Please output the records below in full, exactly as given, but without the images.

▸ **Figure data in JSON**
- - -
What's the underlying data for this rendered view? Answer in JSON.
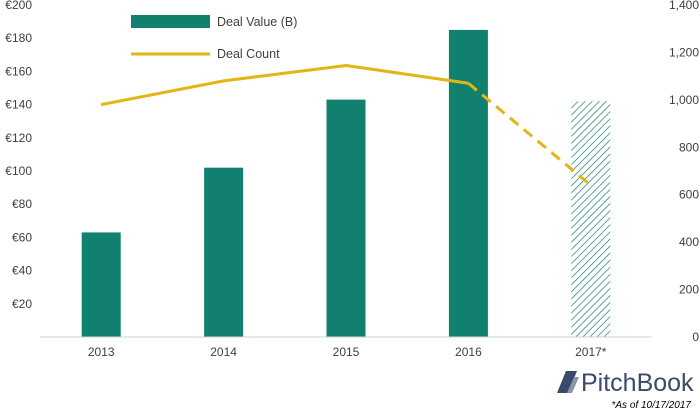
{
  "chart_data": {
    "type": "bar",
    "categories": [
      "2013",
      "2014",
      "2015",
      "2016",
      "2017*"
    ],
    "series": [
      {
        "name": "Deal Value (B)",
        "type": "bar",
        "axis": "left",
        "values": [
          63,
          102,
          143,
          185,
          142
        ],
        "projected_last": true,
        "color": "#12806f"
      },
      {
        "name": "Deal Count",
        "type": "line",
        "axis": "right",
        "values": [
          980,
          1080,
          1145,
          1070,
          640
        ],
        "projected_last": true,
        "color": "#e2b614"
      }
    ],
    "y_left": {
      "ylim": [
        0,
        200
      ],
      "ticks": [
        20,
        40,
        60,
        80,
        100,
        120,
        140,
        160,
        180,
        200
      ],
      "tick_labels": [
        "€20",
        "€40",
        "€60",
        "€80",
        "€100",
        "€120",
        "€140",
        "€160",
        "€180",
        "€200"
      ]
    },
    "y_right": {
      "ylim": [
        0,
        1400
      ],
      "ticks": [
        0,
        200,
        400,
        600,
        800,
        1000,
        1200,
        1400
      ],
      "tick_labels": [
        "0",
        "200",
        "400",
        "600",
        "800",
        "1,000",
        "1,200",
        "1,400"
      ]
    },
    "legend": {
      "position": "top-left",
      "items": [
        "Deal Value (B)",
        "Deal Count"
      ]
    },
    "grid": false
  },
  "branding": {
    "logo_text": "PitchBook",
    "footnote": "*As of 10/17/2017"
  }
}
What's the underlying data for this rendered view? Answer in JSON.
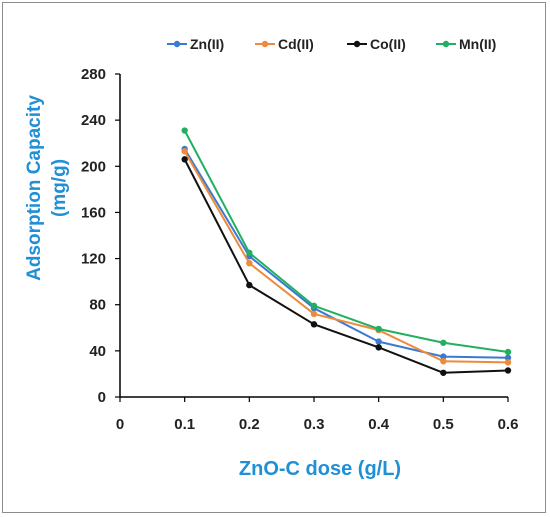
- - -
▸ **OUTPUT BELOW**
What's the underlying data for this rendered view? Answer in JSON.
{
  "chart_data": {
    "type": "bar",
    "categories": [
      "2013",
      "2014",
      "2015",
      "2016",
      "2017*"
    ],
    "series": [
      {
        "name": "Deal Value (B)",
        "type": "bar",
        "axis": "left",
        "values": [
          63,
          102,
          143,
          185,
          142
        ],
        "projected_last": true,
        "color": "#12806f"
      },
      {
        "name": "Deal Count",
        "type": "line",
        "axis": "right",
        "values": [
          980,
          1080,
          1145,
          1070,
          640
        ],
        "projected_last": true,
        "color": "#e2b614"
      }
    ],
    "y_left": {
      "ylim": [
        0,
        200
      ],
      "ticks": [
        20,
        40,
        60,
        80,
        100,
        120,
        140,
        160,
        180,
        200
      ],
      "tick_labels": [
        "€20",
        "€40",
        "€60",
        "€80",
        "€100",
        "€120",
        "€140",
        "€160",
        "€180",
        "€200"
      ]
    },
    "y_right": {
      "ylim": [
        0,
        1400
      ],
      "ticks": [
        0,
        200,
        400,
        600,
        800,
        1000,
        1200,
        1400
      ],
      "tick_labels": [
        "0",
        "200",
        "400",
        "600",
        "800",
        "1,000",
        "1,200",
        "1,400"
      ]
    },
    "legend": {
      "position": "top-left",
      "items": [
        "Deal Value (B)",
        "Deal Count"
      ]
    },
    "grid": false
  },
  "branding": {
    "logo_text": "PitchBook",
    "footnote": "*As of 10/17/2017"
  }
}
What's the underlying data for this rendered view? Answer in JSON.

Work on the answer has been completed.